Dataset rows
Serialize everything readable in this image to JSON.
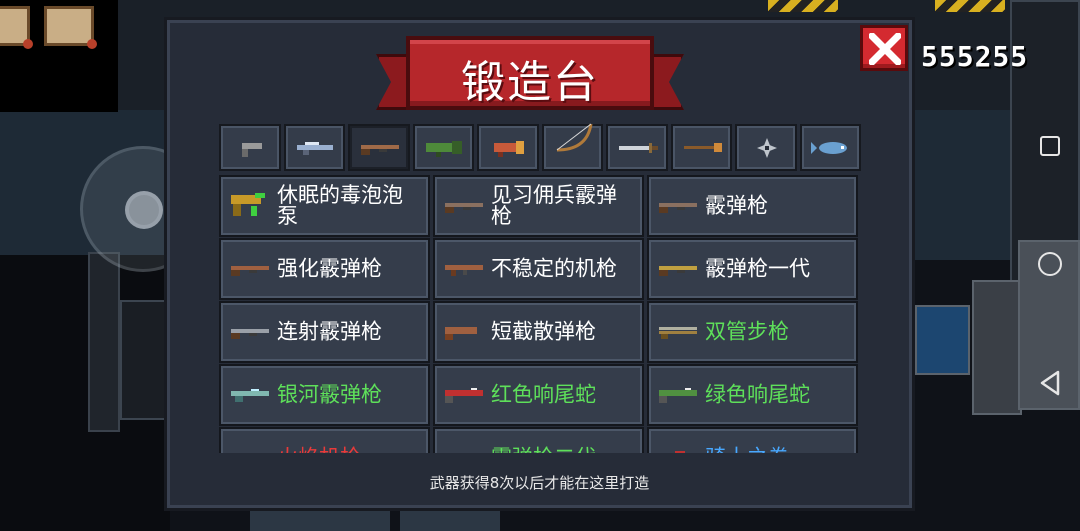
{
  "forge": {
    "title": "锻造台",
    "footer_note": "武器获得8次以后才能在这里打造",
    "gems": "555255",
    "close_label": "关闭"
  },
  "tabs": [
    {
      "icon": "pistol-icon",
      "color": "#9a9a9a"
    },
    {
      "icon": "laser-rifle-icon",
      "color": "#9ab0d0"
    },
    {
      "icon": "shotgun-icon",
      "color": "#a06a48"
    },
    {
      "icon": "rocket-launcher-icon",
      "color": "#4e8a3a"
    },
    {
      "icon": "launcher-icon",
      "color": "#c85a3a"
    },
    {
      "icon": "bow-icon",
      "color": "#b07a3a"
    },
    {
      "icon": "sword-icon",
      "color": "#cfd4da"
    },
    {
      "icon": "staff-icon",
      "color": "#d08a3a"
    },
    {
      "icon": "throwing-star-icon",
      "color": "#bfc5cc"
    },
    {
      "icon": "fish-icon",
      "color": "#6aa0d0"
    }
  ],
  "weapons": [
    {
      "name": "休眠的毒泡泡泵",
      "color": "white",
      "icon": "pump-gun-icon",
      "tint": "#c89a28"
    },
    {
      "name": "见习佣兵霰弹枪",
      "color": "white",
      "icon": "shotgun-icon",
      "tint": "#8a7060"
    },
    {
      "name": "霰弹枪",
      "color": "white",
      "icon": "shotgun-icon",
      "tint": "#8a7060"
    },
    {
      "name": "强化霰弹枪",
      "color": "white",
      "icon": "shotgun-icon",
      "tint": "#a06040"
    },
    {
      "name": "不稳定的机枪",
      "color": "white",
      "icon": "machine-gun-icon",
      "tint": "#a06040"
    },
    {
      "name": "霰弹枪一代",
      "color": "white",
      "icon": "shotgun-icon",
      "tint": "#c0a040"
    },
    {
      "name": "连射霰弹枪",
      "color": "white",
      "icon": "shotgun-icon",
      "tint": "#9aa0a8"
    },
    {
      "name": "短截散弹枪",
      "color": "white",
      "icon": "sawed-off-icon",
      "tint": "#a06040"
    },
    {
      "name": "双管步枪",
      "color": "green",
      "icon": "double-barrel-icon",
      "tint": "#a08040"
    },
    {
      "name": "银河霰弹枪",
      "color": "green",
      "icon": "galaxy-shotgun-icon",
      "tint": "#80b8b0"
    },
    {
      "name": "红色响尾蛇",
      "color": "green",
      "icon": "red-rattlesnake-icon",
      "tint": "#c03030"
    },
    {
      "name": "绿色响尾蛇",
      "color": "green",
      "icon": "green-rattlesnake-icon",
      "tint": "#509040"
    },
    {
      "name": "火焰机枪",
      "color": "red",
      "icon": "flame-gun-icon",
      "tint": "#c04030"
    },
    {
      "name": "霰弹枪二代",
      "color": "green",
      "icon": "shotgun-icon",
      "tint": "#8a7060"
    },
    {
      "name": "骑士之拳",
      "color": "blue",
      "icon": "knight-fist-icon",
      "tint": "#c0c0c0"
    }
  ],
  "colors": {
    "panel_bg": "#262c38",
    "banner_red": "#b6272b",
    "close_red": "#d42a30",
    "text_white": "#ffffff",
    "text_green": "#5ee05a",
    "text_blue": "#48a8ff",
    "text_red": "#e83a3a"
  }
}
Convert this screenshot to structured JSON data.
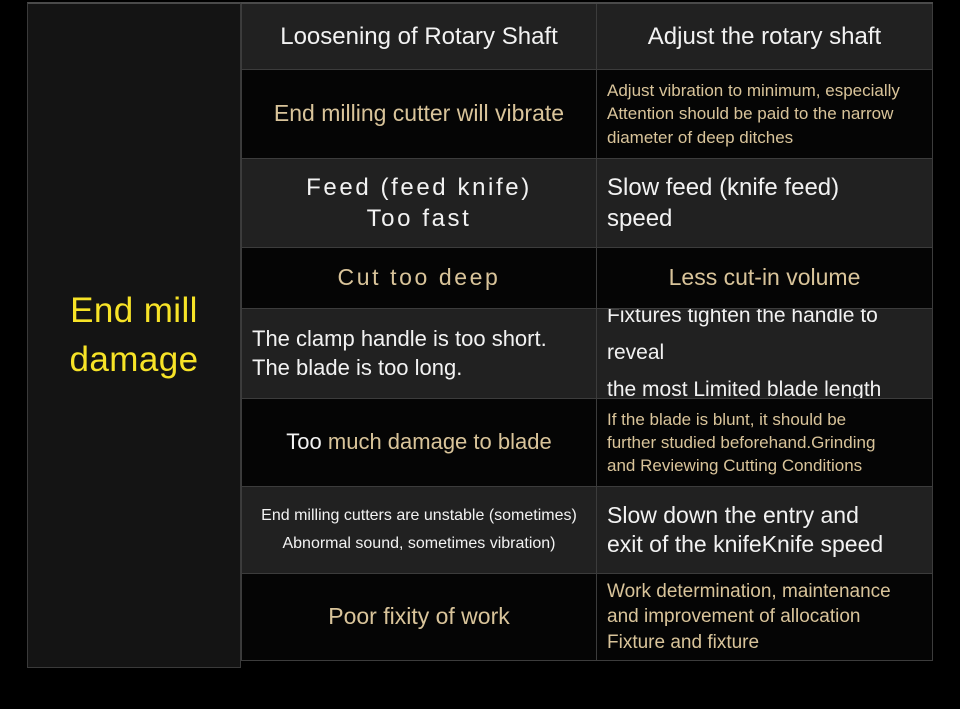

Task statement
Find each line holding "launcher". Copy it out.

Task answer
      "icon": "rocket-launcher-icon",
      "icon": "launcher-icon",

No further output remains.